**DATA SHOWN**
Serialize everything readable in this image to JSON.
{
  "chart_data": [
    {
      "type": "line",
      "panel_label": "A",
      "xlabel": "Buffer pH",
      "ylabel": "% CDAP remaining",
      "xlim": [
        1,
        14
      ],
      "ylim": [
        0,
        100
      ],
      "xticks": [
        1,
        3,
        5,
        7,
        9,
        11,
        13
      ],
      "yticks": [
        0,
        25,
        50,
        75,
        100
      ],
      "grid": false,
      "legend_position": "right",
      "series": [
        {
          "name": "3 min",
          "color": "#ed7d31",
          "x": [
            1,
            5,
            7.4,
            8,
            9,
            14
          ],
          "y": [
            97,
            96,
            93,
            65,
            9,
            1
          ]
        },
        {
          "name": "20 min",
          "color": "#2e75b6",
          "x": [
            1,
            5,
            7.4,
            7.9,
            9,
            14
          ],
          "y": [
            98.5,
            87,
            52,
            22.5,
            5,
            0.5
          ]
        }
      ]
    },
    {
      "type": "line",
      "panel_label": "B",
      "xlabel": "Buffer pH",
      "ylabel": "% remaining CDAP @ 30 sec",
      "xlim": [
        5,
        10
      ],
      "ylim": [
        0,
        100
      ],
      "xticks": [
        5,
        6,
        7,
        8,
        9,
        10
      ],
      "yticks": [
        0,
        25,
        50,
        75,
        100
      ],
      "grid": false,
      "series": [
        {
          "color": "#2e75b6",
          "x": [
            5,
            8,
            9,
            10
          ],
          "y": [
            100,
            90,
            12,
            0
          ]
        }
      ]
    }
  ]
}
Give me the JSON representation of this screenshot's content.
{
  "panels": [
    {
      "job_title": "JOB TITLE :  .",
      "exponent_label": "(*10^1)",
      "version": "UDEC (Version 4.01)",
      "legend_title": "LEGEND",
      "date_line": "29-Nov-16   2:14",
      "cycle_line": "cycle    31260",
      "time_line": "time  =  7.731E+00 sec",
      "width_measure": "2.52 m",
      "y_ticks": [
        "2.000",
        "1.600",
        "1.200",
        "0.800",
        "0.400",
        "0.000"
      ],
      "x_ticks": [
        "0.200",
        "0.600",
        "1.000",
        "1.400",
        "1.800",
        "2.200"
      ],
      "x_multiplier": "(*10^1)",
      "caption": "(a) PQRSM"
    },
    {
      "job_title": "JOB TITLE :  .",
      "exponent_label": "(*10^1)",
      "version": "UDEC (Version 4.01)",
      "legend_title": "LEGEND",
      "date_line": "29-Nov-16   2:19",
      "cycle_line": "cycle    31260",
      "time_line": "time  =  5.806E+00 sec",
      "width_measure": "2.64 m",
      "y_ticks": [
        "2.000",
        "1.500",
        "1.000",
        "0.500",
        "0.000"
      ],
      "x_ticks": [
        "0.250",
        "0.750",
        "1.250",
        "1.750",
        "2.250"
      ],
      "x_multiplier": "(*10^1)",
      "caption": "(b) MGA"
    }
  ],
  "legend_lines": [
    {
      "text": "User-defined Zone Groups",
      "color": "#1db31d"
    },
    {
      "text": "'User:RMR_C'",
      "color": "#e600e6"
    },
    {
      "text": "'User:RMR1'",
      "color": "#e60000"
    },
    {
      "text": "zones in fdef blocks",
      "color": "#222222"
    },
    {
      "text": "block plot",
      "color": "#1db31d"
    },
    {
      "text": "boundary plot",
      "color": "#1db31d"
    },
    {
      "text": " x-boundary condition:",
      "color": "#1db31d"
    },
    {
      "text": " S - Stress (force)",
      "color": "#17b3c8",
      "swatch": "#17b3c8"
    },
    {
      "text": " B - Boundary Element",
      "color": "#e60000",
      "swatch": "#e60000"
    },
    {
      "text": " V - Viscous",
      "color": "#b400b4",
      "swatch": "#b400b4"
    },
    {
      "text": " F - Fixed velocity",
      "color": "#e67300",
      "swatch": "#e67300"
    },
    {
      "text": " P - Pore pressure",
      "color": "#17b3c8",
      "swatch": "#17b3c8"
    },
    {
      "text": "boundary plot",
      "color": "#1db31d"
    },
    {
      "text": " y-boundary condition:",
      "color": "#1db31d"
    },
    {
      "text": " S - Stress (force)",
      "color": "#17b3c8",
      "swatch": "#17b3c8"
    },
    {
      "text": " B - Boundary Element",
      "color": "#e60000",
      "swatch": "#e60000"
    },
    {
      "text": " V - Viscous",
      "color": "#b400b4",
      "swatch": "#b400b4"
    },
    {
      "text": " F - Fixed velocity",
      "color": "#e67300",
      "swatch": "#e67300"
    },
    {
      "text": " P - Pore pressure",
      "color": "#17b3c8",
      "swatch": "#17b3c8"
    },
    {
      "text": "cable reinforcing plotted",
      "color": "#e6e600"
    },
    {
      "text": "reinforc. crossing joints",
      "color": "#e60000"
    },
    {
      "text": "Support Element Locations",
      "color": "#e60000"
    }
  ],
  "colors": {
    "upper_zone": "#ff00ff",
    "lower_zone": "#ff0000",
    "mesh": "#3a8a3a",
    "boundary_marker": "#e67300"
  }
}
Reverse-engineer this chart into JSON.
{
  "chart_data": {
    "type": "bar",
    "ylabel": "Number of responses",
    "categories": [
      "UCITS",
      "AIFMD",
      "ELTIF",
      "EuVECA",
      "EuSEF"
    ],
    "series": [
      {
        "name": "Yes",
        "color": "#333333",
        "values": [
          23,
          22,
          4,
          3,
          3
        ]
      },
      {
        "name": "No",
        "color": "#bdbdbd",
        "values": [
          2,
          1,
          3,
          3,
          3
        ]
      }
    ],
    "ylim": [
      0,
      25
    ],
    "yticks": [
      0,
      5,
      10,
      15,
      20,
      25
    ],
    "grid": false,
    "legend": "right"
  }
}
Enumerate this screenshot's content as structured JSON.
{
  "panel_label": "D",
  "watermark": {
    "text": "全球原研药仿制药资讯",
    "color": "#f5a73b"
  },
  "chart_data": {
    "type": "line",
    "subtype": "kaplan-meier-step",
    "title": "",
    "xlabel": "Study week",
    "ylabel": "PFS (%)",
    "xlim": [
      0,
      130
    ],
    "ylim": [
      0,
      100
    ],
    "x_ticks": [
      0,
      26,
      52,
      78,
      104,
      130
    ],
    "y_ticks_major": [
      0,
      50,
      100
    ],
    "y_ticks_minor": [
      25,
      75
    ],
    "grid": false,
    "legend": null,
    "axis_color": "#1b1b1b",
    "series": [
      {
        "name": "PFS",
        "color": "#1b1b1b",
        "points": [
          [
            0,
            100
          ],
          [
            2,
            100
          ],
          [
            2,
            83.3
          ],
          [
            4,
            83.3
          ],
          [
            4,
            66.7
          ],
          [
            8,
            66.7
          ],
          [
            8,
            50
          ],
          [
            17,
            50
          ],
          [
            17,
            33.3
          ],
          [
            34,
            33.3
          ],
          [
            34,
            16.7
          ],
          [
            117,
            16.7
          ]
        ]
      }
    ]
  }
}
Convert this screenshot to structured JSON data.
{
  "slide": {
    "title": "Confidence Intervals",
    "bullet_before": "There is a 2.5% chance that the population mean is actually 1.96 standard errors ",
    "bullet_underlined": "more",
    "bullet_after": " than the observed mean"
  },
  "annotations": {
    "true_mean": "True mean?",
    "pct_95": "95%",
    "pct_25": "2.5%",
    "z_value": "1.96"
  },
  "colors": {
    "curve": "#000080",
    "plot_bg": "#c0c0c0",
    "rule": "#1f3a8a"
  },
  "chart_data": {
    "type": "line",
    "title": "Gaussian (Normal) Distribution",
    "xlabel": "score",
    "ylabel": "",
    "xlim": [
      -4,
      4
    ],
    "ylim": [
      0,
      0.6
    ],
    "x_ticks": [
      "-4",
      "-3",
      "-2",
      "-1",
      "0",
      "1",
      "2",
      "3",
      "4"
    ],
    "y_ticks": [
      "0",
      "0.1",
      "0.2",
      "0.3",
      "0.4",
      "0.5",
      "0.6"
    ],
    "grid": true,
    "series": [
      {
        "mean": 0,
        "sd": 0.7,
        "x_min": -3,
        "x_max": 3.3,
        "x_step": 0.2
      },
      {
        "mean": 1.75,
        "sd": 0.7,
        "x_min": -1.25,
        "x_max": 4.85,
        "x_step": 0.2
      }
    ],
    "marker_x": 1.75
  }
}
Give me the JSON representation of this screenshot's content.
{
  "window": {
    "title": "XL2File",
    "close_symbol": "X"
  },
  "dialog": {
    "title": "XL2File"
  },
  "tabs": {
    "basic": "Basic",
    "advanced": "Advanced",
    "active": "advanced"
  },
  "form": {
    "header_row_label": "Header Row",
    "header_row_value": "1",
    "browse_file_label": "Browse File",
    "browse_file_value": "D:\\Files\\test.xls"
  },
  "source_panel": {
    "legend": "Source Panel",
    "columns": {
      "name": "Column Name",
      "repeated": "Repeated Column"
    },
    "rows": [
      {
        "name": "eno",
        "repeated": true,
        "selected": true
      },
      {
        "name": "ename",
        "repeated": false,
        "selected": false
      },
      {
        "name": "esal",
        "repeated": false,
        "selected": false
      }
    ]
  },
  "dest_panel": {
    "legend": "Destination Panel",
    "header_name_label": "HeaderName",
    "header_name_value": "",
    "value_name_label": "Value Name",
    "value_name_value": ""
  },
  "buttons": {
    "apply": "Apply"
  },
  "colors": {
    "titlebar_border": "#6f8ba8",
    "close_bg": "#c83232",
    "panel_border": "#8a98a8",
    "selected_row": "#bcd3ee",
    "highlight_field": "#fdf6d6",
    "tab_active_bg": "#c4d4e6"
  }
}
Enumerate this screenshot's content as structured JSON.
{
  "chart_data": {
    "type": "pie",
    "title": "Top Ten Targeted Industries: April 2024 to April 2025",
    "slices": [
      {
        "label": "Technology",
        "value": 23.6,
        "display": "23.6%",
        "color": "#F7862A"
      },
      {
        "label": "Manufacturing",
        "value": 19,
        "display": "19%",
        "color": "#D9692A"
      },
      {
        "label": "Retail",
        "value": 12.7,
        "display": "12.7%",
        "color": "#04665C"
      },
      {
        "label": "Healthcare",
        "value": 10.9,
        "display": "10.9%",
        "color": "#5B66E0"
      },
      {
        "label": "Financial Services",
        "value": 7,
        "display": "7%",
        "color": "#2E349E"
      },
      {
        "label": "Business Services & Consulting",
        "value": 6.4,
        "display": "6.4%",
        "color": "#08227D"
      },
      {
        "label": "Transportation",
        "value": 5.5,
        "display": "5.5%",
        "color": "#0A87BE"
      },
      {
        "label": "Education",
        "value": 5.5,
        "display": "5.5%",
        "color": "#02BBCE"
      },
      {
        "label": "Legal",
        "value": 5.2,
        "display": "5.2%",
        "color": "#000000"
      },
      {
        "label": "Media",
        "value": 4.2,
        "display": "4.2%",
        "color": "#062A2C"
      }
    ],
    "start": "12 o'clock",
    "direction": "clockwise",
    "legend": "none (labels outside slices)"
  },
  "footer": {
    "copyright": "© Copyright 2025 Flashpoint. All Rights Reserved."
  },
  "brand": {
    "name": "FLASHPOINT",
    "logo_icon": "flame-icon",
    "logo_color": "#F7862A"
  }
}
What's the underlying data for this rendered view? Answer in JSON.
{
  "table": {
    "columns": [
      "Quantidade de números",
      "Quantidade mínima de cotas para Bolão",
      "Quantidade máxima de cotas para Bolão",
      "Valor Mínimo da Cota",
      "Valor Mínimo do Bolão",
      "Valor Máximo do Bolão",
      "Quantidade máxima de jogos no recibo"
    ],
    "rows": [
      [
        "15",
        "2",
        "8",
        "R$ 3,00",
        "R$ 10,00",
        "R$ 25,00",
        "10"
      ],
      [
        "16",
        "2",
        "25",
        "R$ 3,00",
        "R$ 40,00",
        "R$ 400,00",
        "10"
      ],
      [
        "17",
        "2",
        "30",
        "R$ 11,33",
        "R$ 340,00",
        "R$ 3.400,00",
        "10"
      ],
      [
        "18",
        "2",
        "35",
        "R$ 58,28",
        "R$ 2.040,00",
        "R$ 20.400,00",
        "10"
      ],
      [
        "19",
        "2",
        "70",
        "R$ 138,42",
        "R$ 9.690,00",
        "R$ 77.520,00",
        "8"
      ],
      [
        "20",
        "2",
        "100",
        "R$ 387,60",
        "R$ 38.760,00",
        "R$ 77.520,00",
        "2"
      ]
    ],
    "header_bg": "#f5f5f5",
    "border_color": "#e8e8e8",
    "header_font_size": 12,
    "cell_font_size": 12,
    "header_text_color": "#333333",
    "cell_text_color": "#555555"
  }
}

**WHAT THIS TASK INVOLVES**
Show every line where the string "máxima" appears.

**OUTPUT FOR THIS TASK**
      "Quantidade máxima de cotas para Bolão",
      "Quantidade máxima de jogos no recibo"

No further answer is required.